■ WORKING DATA:

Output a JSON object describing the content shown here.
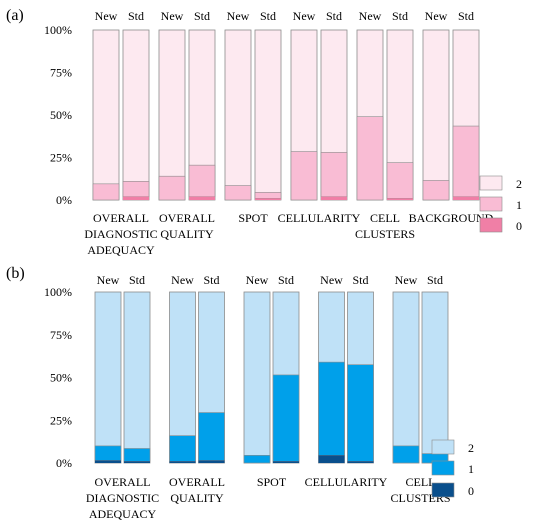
{
  "chart_data": [
    {
      "type": "bar",
      "stacked": true,
      "panel_label": "(a)",
      "yticks": [
        "0%",
        "25%",
        "50%",
        "75%",
        "100%"
      ],
      "ylim": [
        0,
        100
      ],
      "column_labels": [
        "New",
        "Std"
      ],
      "categories": [
        [
          "OVERALL",
          "DIAGNOSTIC",
          "ADEQUACY"
        ],
        [
          "OVERALL",
          "QUALITY"
        ],
        [
          "SPOT"
        ],
        [
          "CELLULARITY"
        ],
        [
          "CELL",
          "CLUSTERS"
        ],
        [
          "BACKGROUND"
        ]
      ],
      "legend": [
        "2",
        "1",
        "0"
      ],
      "legend_position": "right",
      "colors": {
        "2": "#fde9f0",
        "1": "#f9bcd4",
        "0": "#f07fa6"
      },
      "series": [
        {
          "name": "0",
          "new": [
            0,
            0,
            0,
            0,
            0,
            0
          ],
          "std": [
            2,
            2,
            1,
            2,
            1,
            2
          ]
        },
        {
          "name": "1",
          "new": [
            9.5,
            14,
            8.5,
            28.5,
            49,
            11.5
          ],
          "std": [
            9,
            18.5,
            3.5,
            26,
            21,
            41.5
          ]
        }
      ]
    },
    {
      "type": "bar",
      "stacked": true,
      "panel_label": "(b)",
      "yticks": [
        "0%",
        "25%",
        "50%",
        "75%",
        "100%"
      ],
      "ylim": [
        0,
        100
      ],
      "column_labels": [
        "New",
        "Std"
      ],
      "categories": [
        [
          "OVERALL",
          "DIAGNOSTIC",
          "ADEQUACY"
        ],
        [
          "OVERALL",
          "QUALITY"
        ],
        [
          "SPOT"
        ],
        [
          "CELLULARITY"
        ],
        [
          "CELL",
          "CLUSTERS"
        ]
      ],
      "legend": [
        "2",
        "1",
        "0"
      ],
      "legend_position": "right",
      "colors": {
        "2": "#bfe1f7",
        "1": "#00a0ea",
        "0": "#0a4f8c"
      },
      "series": [
        {
          "name": "0",
          "new": [
            1.5,
            1,
            0,
            4.5,
            0
          ],
          "std": [
            1,
            1.5,
            1,
            1,
            0
          ]
        },
        {
          "name": "1",
          "new": [
            8.5,
            15,
            4.5,
            54.5,
            10
          ],
          "std": [
            7.5,
            28,
            50.5,
            56.5,
            5.5
          ]
        }
      ]
    }
  ]
}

■ DIRECTION:
All of the records above must be copied exactly, except for the pictures.

■ CORRECT RESULT:
Output a JSON object describing the content shown here.
{
  "chart_data": [
    {
      "type": "bar",
      "stacked": true,
      "panel_label": "(a)",
      "yticks": [
        "0%",
        "25%",
        "50%",
        "75%",
        "100%"
      ],
      "ylim": [
        0,
        100
      ],
      "column_labels": [
        "New",
        "Std"
      ],
      "categories": [
        [
          "OVERALL",
          "DIAGNOSTIC",
          "ADEQUACY"
        ],
        [
          "OVERALL",
          "QUALITY"
        ],
        [
          "SPOT"
        ],
        [
          "CELLULARITY"
        ],
        [
          "CELL",
          "CLUSTERS"
        ],
        [
          "BACKGROUND"
        ]
      ],
      "legend": [
        "2",
        "1",
        "0"
      ],
      "legend_position": "right",
      "colors": {
        "2": "#fde9f0",
        "1": "#f9bcd4",
        "0": "#f07fa6"
      },
      "series": [
        {
          "name": "0",
          "new": [
            0,
            0,
            0,
            0,
            0,
            0
          ],
          "std": [
            2,
            2,
            1,
            2,
            1,
            2
          ]
        },
        {
          "name": "1",
          "new": [
            9.5,
            14,
            8.5,
            28.5,
            49,
            11.5
          ],
          "std": [
            9,
            18.5,
            3.5,
            26,
            21,
            41.5
          ]
        }
      ]
    },
    {
      "type": "bar",
      "stacked": true,
      "panel_label": "(b)",
      "yticks": [
        "0%",
        "25%",
        "50%",
        "75%",
        "100%"
      ],
      "ylim": [
        0,
        100
      ],
      "column_labels": [
        "New",
        "Std"
      ],
      "categories": [
        [
          "OVERALL",
          "DIAGNOSTIC",
          "ADEQUACY"
        ],
        [
          "OVERALL",
          "QUALITY"
        ],
        [
          "SPOT"
        ],
        [
          "CELLULARITY"
        ],
        [
          "CELL",
          "CLUSTERS"
        ]
      ],
      "legend": [
        "2",
        "1",
        "0"
      ],
      "legend_position": "right",
      "colors": {
        "2": "#bfe1f7",
        "1": "#00a0ea",
        "0": "#0a4f8c"
      },
      "series": [
        {
          "name": "0",
          "new": [
            1.5,
            1,
            0,
            4.5,
            0
          ],
          "std": [
            1,
            1.5,
            1,
            1,
            0
          ]
        },
        {
          "name": "1",
          "new": [
            8.5,
            15,
            4.5,
            54.5,
            10
          ],
          "std": [
            7.5,
            28,
            50.5,
            56.5,
            5.5
          ]
        }
      ]
    }
  ]
}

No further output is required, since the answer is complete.